__Required task 1__
Copy the entire passage on HPC environment modules word for word.
__Required task 2__
Reproduce, without any change, the stretch of the listing from the line containing "reply-button[interactable]: Reply — [370, 286, 424, 308]" through the line containing "comment-meta: 31m 136", including both of those lines. Give only that stretch.

__Supplied text__
- - - - -

And also, we're going to talk about how we handle those programs. Programs on the HPC are mostly handled as environment modules. Modules are programs that you can load if and when you need them.

Each module corresponds to a particular software tool or library. And by using modules, we ensure that each application runs in a consistent environment that doesn't conflict with other programs on the cluster, since all of them do not exist together. They only exist for each user, depending on if a user loads them.

So now starting with the next slide, we'll be demonstrating some things that you can follow along with in your own terminal. So to view available modules on the HPC, you use module avail or ML avail. I'm going to show on my terminal.

I'm already logged into Insomnia. If you use ML avail, here you can see the vast number of programs we have installed on Insomnia. If you wanted to load one, for example, Anaconda, you would load it like this.

And I will demonstrate. Now notice that Anaconda only has one version. So by just typing ML Anaconda, I automatically got this version.

If a program has more than one version, say CellRanger, if I typed ML CellRanger, what I'm going to get is the latest version. And you can see that with module list ML. These are the modules I have loaded.

If I wanted to use an older version of CellRanger, then I would have to type out the entire name in order to get the older version. So that's the behavior. If you just use the name itself, you'll get the latest version or only version, older ones type the entire name.

- - - - -

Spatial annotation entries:
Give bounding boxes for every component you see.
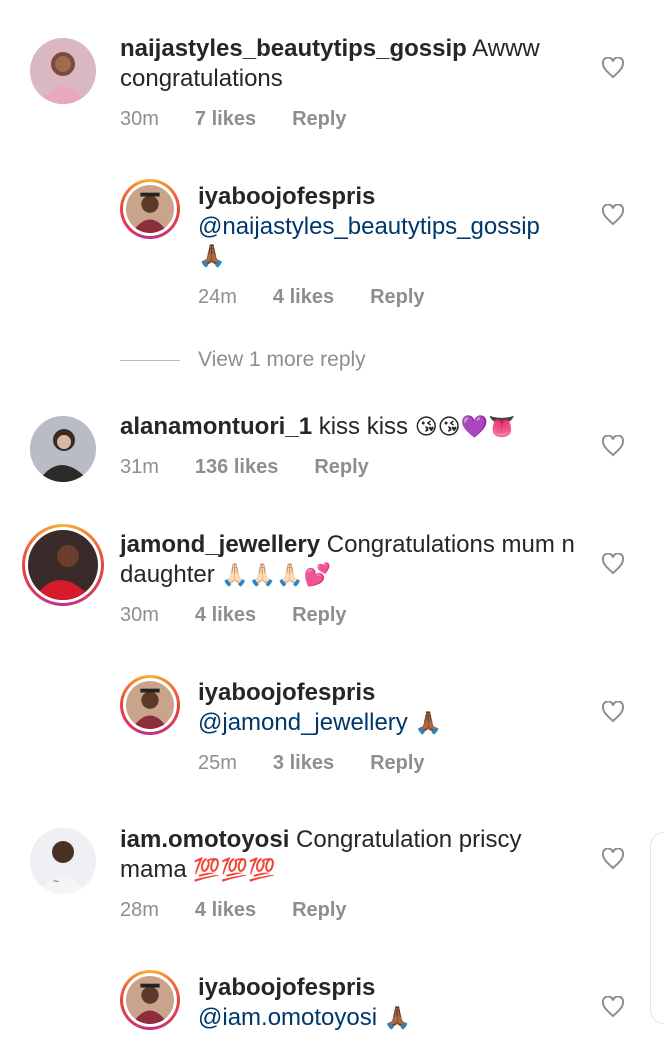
reply-button[interactable]: Reply — [370, 286, 424, 308]
reply-button[interactable]: Reply — [292, 108, 346, 130]
mention-link[interactable]: @iam.omotoyosi — [198, 1004, 377, 1031]
heart-icon[interactable] — [601, 701, 625, 723]
heart-icon[interactable] — [601, 553, 625, 575]
comment-body: kiss kiss — [318, 413, 409, 440]
avatar[interactable] — [30, 38, 96, 104]
comment-meta: 24m 4 likes Reply — [198, 286, 461, 309]
comment-time: 31m — [120, 456, 159, 478]
reply-button[interactable]: Reply — [314, 456, 368, 478]
comment-text: jamond_jewellery Congratulations mum n d… — [120, 530, 590, 591]
comment-time: 24m — [198, 286, 237, 308]
comment-meta: 30m 4 likes Reply — [120, 604, 383, 627]
comment-username[interactable]: iyaboojofespris — [198, 973, 588, 1003]
comment-likes[interactable]: 3 likes — [273, 752, 334, 774]
comment-time: 28m — [120, 899, 159, 921]
comment-emoji: 💯💯💯 — [193, 858, 276, 883]
comment-emoji: 😘😘💜👅 — [414, 415, 516, 440]
comment-meta: 25m 3 likes Reply — [198, 752, 461, 775]
story-ring-avatar[interactable] — [120, 675, 180, 735]
svg-text:~: ~ — [52, 877, 60, 887]
comment-meta: 28m 4 likes Reply — [120, 899, 383, 922]
comment-time: 25m — [198, 752, 237, 774]
heart-icon[interactable] — [601, 435, 625, 457]
story-ring-avatar[interactable] — [120, 970, 180, 1030]
comment-emoji: 🙏🏾 — [414, 711, 442, 736]
reply-button[interactable]: Reply — [370, 752, 424, 774]
comment-meta: 31m 136 likes Reply — [120, 456, 405, 479]
heart-icon[interactable] — [601, 848, 625, 870]
avatar — [126, 976, 174, 1024]
comment-username[interactable]: jamond_jewellery — [120, 531, 320, 558]
comment-username[interactable]: iyaboojofespris — [198, 182, 588, 212]
comment-username[interactable]: iyaboojofespris — [198, 678, 588, 708]
comment-text: alanamontuori_1 kiss kiss 😘😘💜👅 — [120, 412, 590, 443]
divider-line — [120, 359, 180, 361]
comment-text: naijastyles_beautytips_gossip Awww congr… — [120, 34, 590, 94]
comment-username[interactable]: alanamontuori_1 — [120, 413, 312, 440]
mention-link[interactable]: @naijastyles_beautytips_gossip — [198, 212, 588, 242]
reply-text: iyaboojofespris @iam.omotoyosi 🙏🏾 — [198, 973, 588, 1034]
story-ring-avatar[interactable] — [120, 179, 180, 239]
reply-button[interactable]: Reply — [292, 604, 346, 626]
comment-likes[interactable]: 4 likes — [195, 604, 256, 626]
comment-text: iam.omotoyosi Congratulation priscy mama… — [120, 825, 590, 886]
heart-icon[interactable] — [601, 204, 625, 226]
heart-icon[interactable] — [601, 996, 625, 1018]
comment-likes[interactable]: 4 likes — [273, 286, 334, 308]
avatar[interactable]: ~ — [30, 828, 96, 894]
comment-username[interactable]: naijastyles_beautytips_gossip — [120, 35, 467, 62]
avatar — [126, 185, 174, 233]
comment-emoji: 🙏🏾 — [383, 1006, 412, 1031]
heart-icon[interactable] — [601, 57, 625, 79]
comment-time: 30m — [120, 604, 159, 626]
comment-emoji: 🙏🏻🙏🏻🙏🏻💕 — [221, 563, 331, 588]
reply-text: iyaboojofespris @jamond_jewellery 🙏🏾 — [198, 678, 588, 739]
comment-emoji: 🙏🏾 — [198, 244, 226, 269]
view-more-label[interactable]: View 1 more reply — [198, 348, 366, 372]
mention-link[interactable]: @jamond_jewellery — [198, 709, 408, 736]
story-ring-avatar[interactable] — [22, 524, 104, 606]
avatar — [28, 530, 98, 600]
reply-button[interactable]: Reply — [292, 899, 346, 921]
comment-meta: 30m 7 likes Reply — [120, 108, 383, 131]
avatar[interactable] — [30, 416, 96, 482]
reply-text: iyaboojofespris @naijastyles_beautytips_… — [198, 182, 588, 272]
comment-time: 30m — [120, 108, 159, 130]
comment-likes[interactable]: 136 likes — [195, 456, 278, 478]
comment-likes[interactable]: 7 likes — [195, 108, 256, 130]
comment-likes[interactable]: 4 likes — [195, 899, 256, 921]
scroll-handle[interactable] — [650, 832, 664, 1024]
view-more-replies[interactable]: View 1 more reply — [120, 348, 366, 372]
comment-username[interactable]: iam.omotoyosi — [120, 826, 289, 853]
avatar — [126, 681, 174, 729]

- - - - -

__Task answer 1__
And also, we're going to talk about how we handle those programs. Programs on the HPC are mostly handled as environment modules. Modules are programs that you can load if and when you need them.

Each module corresponds to a particular software tool or library. And by using modules, we ensure that each application runs in a consistent environment that doesn't conflict with other programs on the cluster, since all of them do not exist together. They only exist for each user, depending on if a user loads them.

So now starting with the next slide, we'll be demonstrating some things that you can follow along with in your own terminal. So to view available modules on the HPC, you use module avail or ML avail. I'm going to show on my terminal.

I'm already logged into Insomnia. If you use ML avail, here you can see the vast number of programs we have installed on Insomnia. If you wanted to load one, for example, Anaconda, you would load it like this.

And I will demonstrate. Now notice that Anaconda only has one version. So by just typing ML Anaconda, I automatically got this version.

If a program has more than one version, say CellRanger, if I typed ML CellRanger, what I'm going to get is the latest version. And you can see that with module list ML. These are the modules I have loaded.

If I wanted to use an older version of CellRanger, then I would have to type out the entire name in order to get the older version. So that's the behavior. If you just use the name itself, you'll get the latest version or only version, older ones type the entire name.

__Task answer 2__
reply-button[interactable]: Reply — [370, 286, 424, 308]
reply-button[interactable]: Reply — [292, 108, 346, 130]
mention-link[interactable]: @iam.omotoyosi — [198, 1004, 377, 1031]
heart-icon[interactable] — [601, 701, 625, 723]
heart-icon[interactable] — [601, 553, 625, 575]
comment-body: kiss kiss — [318, 413, 409, 440]
avatar[interactable] — [30, 38, 96, 104]
comment-meta: 24m 4 likes Reply — [198, 286, 461, 309]
comment-time: 31m — [120, 456, 159, 478]
reply-button[interactable]: Reply — [314, 456, 368, 478]
comment-text: jamond_jewellery Congratulations mum n d… — [120, 530, 590, 591]
comment-time: 24m — [198, 286, 237, 308]
comment-meta: 30m 4 likes Reply — [120, 604, 383, 627]
comment-username[interactable]: iyaboojofespris — [198, 973, 588, 1003]
comment-likes[interactable]: 3 likes — [273, 752, 334, 774]
comment-time: 28m — [120, 899, 159, 921]
comment-emoji: 💯💯💯 — [193, 858, 276, 883]
comment-emoji: 😘😘💜👅 — [414, 415, 516, 440]
comment-meta: 25m 3 likes Reply — [198, 752, 461, 775]
story-ring-avatar[interactable] — [120, 675, 180, 735]
svg-text:~: ~ — [52, 877, 60, 887]
comment-meta: 28m 4 likes Reply — [120, 899, 383, 922]
comment-time: 25m — [198, 752, 237, 774]
heart-icon[interactable] — [601, 435, 625, 457]
story-ring-avatar[interactable] — [120, 970, 180, 1030]
comment-emoji: 🙏🏾 — [414, 711, 442, 736]
reply-button[interactable]: Reply — [370, 752, 424, 774]
comment-meta: 31m 136 likes Reply — [120, 456, 405, 479]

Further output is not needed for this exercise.